* [Set task]
All material below is to be reproduced exactly.

Stored entries
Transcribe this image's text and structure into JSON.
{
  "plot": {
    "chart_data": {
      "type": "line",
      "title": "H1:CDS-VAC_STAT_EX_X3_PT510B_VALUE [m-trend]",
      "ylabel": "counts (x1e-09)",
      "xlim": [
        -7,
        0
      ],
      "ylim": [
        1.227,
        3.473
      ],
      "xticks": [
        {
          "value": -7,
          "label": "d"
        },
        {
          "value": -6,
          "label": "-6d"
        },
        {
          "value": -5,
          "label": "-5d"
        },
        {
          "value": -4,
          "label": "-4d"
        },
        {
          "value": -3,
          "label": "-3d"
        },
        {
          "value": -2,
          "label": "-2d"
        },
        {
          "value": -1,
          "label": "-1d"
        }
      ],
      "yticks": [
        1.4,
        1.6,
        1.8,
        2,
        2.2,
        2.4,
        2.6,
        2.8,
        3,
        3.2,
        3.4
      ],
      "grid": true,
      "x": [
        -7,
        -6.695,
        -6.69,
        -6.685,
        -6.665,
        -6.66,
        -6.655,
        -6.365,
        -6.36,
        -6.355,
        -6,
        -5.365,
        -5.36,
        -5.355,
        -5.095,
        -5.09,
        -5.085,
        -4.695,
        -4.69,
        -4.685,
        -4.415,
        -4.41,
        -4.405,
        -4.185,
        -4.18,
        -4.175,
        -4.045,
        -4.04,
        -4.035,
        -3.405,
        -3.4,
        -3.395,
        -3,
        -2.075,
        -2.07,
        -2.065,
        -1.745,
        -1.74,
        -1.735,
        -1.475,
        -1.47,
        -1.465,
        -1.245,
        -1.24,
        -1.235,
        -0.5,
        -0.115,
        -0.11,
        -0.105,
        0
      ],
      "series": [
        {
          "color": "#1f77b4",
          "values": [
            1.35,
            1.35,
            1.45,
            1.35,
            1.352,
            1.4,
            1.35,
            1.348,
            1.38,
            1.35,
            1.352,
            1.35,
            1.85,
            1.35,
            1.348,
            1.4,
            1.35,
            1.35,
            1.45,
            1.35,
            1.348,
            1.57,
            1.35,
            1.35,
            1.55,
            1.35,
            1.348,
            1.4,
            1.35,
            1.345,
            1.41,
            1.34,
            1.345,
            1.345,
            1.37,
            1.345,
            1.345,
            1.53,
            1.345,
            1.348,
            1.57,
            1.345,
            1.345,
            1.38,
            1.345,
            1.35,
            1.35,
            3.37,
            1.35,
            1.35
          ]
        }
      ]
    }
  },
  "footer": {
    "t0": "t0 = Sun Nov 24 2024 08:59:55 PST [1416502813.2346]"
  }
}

* [Solved exercise]
Transcribe this image's text and structure into JSON.
{
  "plot": {
    "chart_data": {
      "type": "line",
      "title": "H1:CDS-VAC_STAT_EX_X3_PT510B_VALUE [m-trend]",
      "ylabel": "counts (x1e-09)",
      "xlim": [
        -7,
        0
      ],
      "ylim": [
        1.227,
        3.473
      ],
      "xticks": [
        {
          "value": -7,
          "label": "d"
        },
        {
          "value": -6,
          "label": "-6d"
        },
        {
          "value": -5,
          "label": "-5d"
        },
        {
          "value": -4,
          "label": "-4d"
        },
        {
          "value": -3,
          "label": "-3d"
        },
        {
          "value": -2,
          "label": "-2d"
        },
        {
          "value": -1,
          "label": "-1d"
        }
      ],
      "yticks": [
        1.4,
        1.6,
        1.8,
        2,
        2.2,
        2.4,
        2.6,
        2.8,
        3,
        3.2,
        3.4
      ],
      "grid": true,
      "x": [
        -7,
        -6.695,
        -6.69,
        -6.685,
        -6.665,
        -6.66,
        -6.655,
        -6.365,
        -6.36,
        -6.355,
        -6,
        -5.365,
        -5.36,
        -5.355,
        -5.095,
        -5.09,
        -5.085,
        -4.695,
        -4.69,
        -4.685,
        -4.415,
        -4.41,
        -4.405,
        -4.185,
        -4.18,
        -4.175,
        -4.045,
        -4.04,
        -4.035,
        -3.405,
        -3.4,
        -3.395,
        -3,
        -2.075,
        -2.07,
        -2.065,
        -1.745,
        -1.74,
        -1.735,
        -1.475,
        -1.47,
        -1.465,
        -1.245,
        -1.24,
        -1.235,
        -0.5,
        -0.115,
        -0.11,
        -0.105,
        0
      ],
      "series": [
        {
          "color": "#1f77b4",
          "values": [
            1.35,
            1.35,
            1.45,
            1.35,
            1.352,
            1.4,
            1.35,
            1.348,
            1.38,
            1.35,
            1.352,
            1.35,
            1.85,
            1.35,
            1.348,
            1.4,
            1.35,
            1.35,
            1.45,
            1.35,
            1.348,
            1.57,
            1.35,
            1.35,
            1.55,
            1.35,
            1.348,
            1.4,
            1.35,
            1.345,
            1.41,
            1.34,
            1.345,
            1.345,
            1.37,
            1.345,
            1.345,
            1.53,
            1.345,
            1.348,
            1.57,
            1.345,
            1.345,
            1.38,
            1.345,
            1.35,
            1.35,
            3.37,
            1.35,
            1.35
          ]
        }
      ]
    }
  },
  "footer": {
    "t0": "t0 = Sun Nov 24 2024 08:59:55 PST [1416502813.2346]"
  }
}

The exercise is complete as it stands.